- _TASK BRIEF_: Exactly as written, please repeat the data that follows, but not the pictures.

[RECORDS TO PROCESS — start]

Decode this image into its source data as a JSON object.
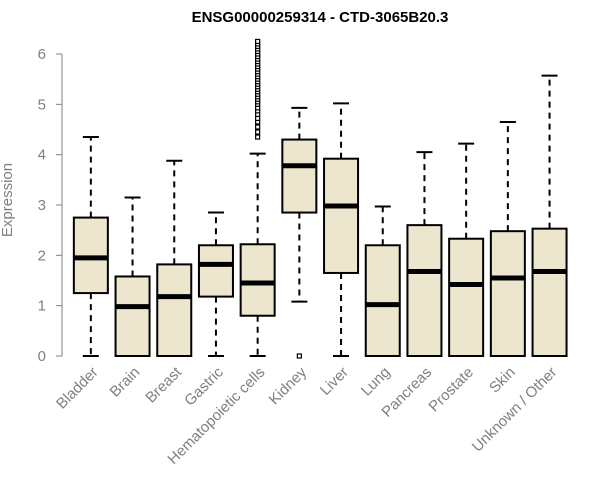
{
  "chart_data": {
    "type": "boxplot",
    "title": "ENSG00000259314 - CTD-3065B20.3",
    "xlabel": "",
    "ylabel": "Expression",
    "ylim": [
      0,
      6.3
    ],
    "yticks": [
      0,
      1,
      2,
      3,
      4,
      5,
      6
    ],
    "grid": false,
    "colors": {
      "box_fill": "#ede6cf",
      "box_stroke": "#000000",
      "axis": "#808080",
      "text": "#808080"
    },
    "categories": [
      "Bladder",
      "Brain",
      "Breast",
      "Gastric",
      "Hematopoietic cells",
      "Kidney",
      "Liver",
      "Lung",
      "Pancreas",
      "Prostate",
      "Skin",
      "Unknown / Other"
    ],
    "boxes": [
      {
        "category": "Bladder",
        "min": 0.0,
        "q1": 1.25,
        "median": 1.95,
        "q3": 2.75,
        "max": 4.35,
        "outliers": []
      },
      {
        "category": "Brain",
        "min": 0.0,
        "q1": 0.0,
        "median": 0.98,
        "q3": 1.58,
        "max": 3.15,
        "outliers": []
      },
      {
        "category": "Breast",
        "min": 0.0,
        "q1": 0.0,
        "median": 1.18,
        "q3": 1.82,
        "max": 3.88,
        "outliers": []
      },
      {
        "category": "Gastric",
        "min": 0.0,
        "q1": 1.18,
        "median": 1.82,
        "q3": 2.2,
        "max": 2.85,
        "outliers": []
      },
      {
        "category": "Hematopoietic cells",
        "min": 0.0,
        "q1": 0.8,
        "median": 1.45,
        "q3": 2.22,
        "max": 4.02,
        "outliers": [
          4.35,
          4.45,
          4.55,
          4.65,
          4.72,
          4.8,
          4.87,
          4.93,
          5.0,
          5.05,
          5.1,
          5.15,
          5.2,
          5.25,
          5.3,
          5.35,
          5.4,
          5.45,
          5.5,
          5.55,
          5.6,
          5.65,
          5.7,
          5.75,
          5.8,
          5.85,
          5.9,
          5.95,
          6.0,
          6.05,
          6.1,
          6.15,
          6.2,
          6.25
        ]
      },
      {
        "category": "Kidney",
        "min": 1.08,
        "q1": 2.85,
        "median": 3.78,
        "q3": 4.3,
        "max": 4.93,
        "outliers": [
          0.0
        ]
      },
      {
        "category": "Liver",
        "min": 0.0,
        "q1": 1.65,
        "median": 2.98,
        "q3": 3.92,
        "max": 5.02,
        "outliers": []
      },
      {
        "category": "Lung",
        "min": 0.0,
        "q1": 0.0,
        "median": 1.02,
        "q3": 2.2,
        "max": 2.97,
        "outliers": []
      },
      {
        "category": "Pancreas",
        "min": 0.0,
        "q1": 0.0,
        "median": 1.68,
        "q3": 2.6,
        "max": 4.05,
        "outliers": []
      },
      {
        "category": "Prostate",
        "min": 0.0,
        "q1": 0.0,
        "median": 1.42,
        "q3": 2.33,
        "max": 4.22,
        "outliers": []
      },
      {
        "category": "Skin",
        "min": 0.0,
        "q1": 0.0,
        "median": 1.55,
        "q3": 2.48,
        "max": 4.65,
        "outliers": []
      },
      {
        "category": "Unknown / Other",
        "min": 0.0,
        "q1": 0.0,
        "median": 1.68,
        "q3": 2.53,
        "max": 5.57,
        "outliers": []
      }
    ]
  }
}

[RECORDS TO PROCESS — finish]

- _ANSWER TO THE PROBLEM_:
Decode this image into its source data as a JSON object.
{
  "chart_data": {
    "type": "boxplot",
    "title": "ENSG00000259314 - CTD-3065B20.3",
    "xlabel": "",
    "ylabel": "Expression",
    "ylim": [
      0,
      6.3
    ],
    "yticks": [
      0,
      1,
      2,
      3,
      4,
      5,
      6
    ],
    "grid": false,
    "colors": {
      "box_fill": "#ede6cf",
      "box_stroke": "#000000",
      "axis": "#808080",
      "text": "#808080"
    },
    "categories": [
      "Bladder",
      "Brain",
      "Breast",
      "Gastric",
      "Hematopoietic cells",
      "Kidney",
      "Liver",
      "Lung",
      "Pancreas",
      "Prostate",
      "Skin",
      "Unknown / Other"
    ],
    "boxes": [
      {
        "category": "Bladder",
        "min": 0.0,
        "q1": 1.25,
        "median": 1.95,
        "q3": 2.75,
        "max": 4.35,
        "outliers": []
      },
      {
        "category": "Brain",
        "min": 0.0,
        "q1": 0.0,
        "median": 0.98,
        "q3": 1.58,
        "max": 3.15,
        "outliers": []
      },
      {
        "category": "Breast",
        "min": 0.0,
        "q1": 0.0,
        "median": 1.18,
        "q3": 1.82,
        "max": 3.88,
        "outliers": []
      },
      {
        "category": "Gastric",
        "min": 0.0,
        "q1": 1.18,
        "median": 1.82,
        "q3": 2.2,
        "max": 2.85,
        "outliers": []
      },
      {
        "category": "Hematopoietic cells",
        "min": 0.0,
        "q1": 0.8,
        "median": 1.45,
        "q3": 2.22,
        "max": 4.02,
        "outliers": [
          4.35,
          4.45,
          4.55,
          4.65,
          4.72,
          4.8,
          4.87,
          4.93,
          5.0,
          5.05,
          5.1,
          5.15,
          5.2,
          5.25,
          5.3,
          5.35,
          5.4,
          5.45,
          5.5,
          5.55,
          5.6,
          5.65,
          5.7,
          5.75,
          5.8,
          5.85,
          5.9,
          5.95,
          6.0,
          6.05,
          6.1,
          6.15,
          6.2,
          6.25
        ]
      },
      {
        "category": "Kidney",
        "min": 1.08,
        "q1": 2.85,
        "median": 3.78,
        "q3": 4.3,
        "max": 4.93,
        "outliers": [
          0.0
        ]
      },
      {
        "category": "Liver",
        "min": 0.0,
        "q1": 1.65,
        "median": 2.98,
        "q3": 3.92,
        "max": 5.02,
        "outliers": []
      },
      {
        "category": "Lung",
        "min": 0.0,
        "q1": 0.0,
        "median": 1.02,
        "q3": 2.2,
        "max": 2.97,
        "outliers": []
      },
      {
        "category": "Pancreas",
        "min": 0.0,
        "q1": 0.0,
        "median": 1.68,
        "q3": 2.6,
        "max": 4.05,
        "outliers": []
      },
      {
        "category": "Prostate",
        "min": 0.0,
        "q1": 0.0,
        "median": 1.42,
        "q3": 2.33,
        "max": 4.22,
        "outliers": []
      },
      {
        "category": "Skin",
        "min": 0.0,
        "q1": 0.0,
        "median": 1.55,
        "q3": 2.48,
        "max": 4.65,
        "outliers": []
      },
      {
        "category": "Unknown / Other",
        "min": 0.0,
        "q1": 0.0,
        "median": 1.68,
        "q3": 2.53,
        "max": 5.57,
        "outliers": []
      }
    ]
  }
}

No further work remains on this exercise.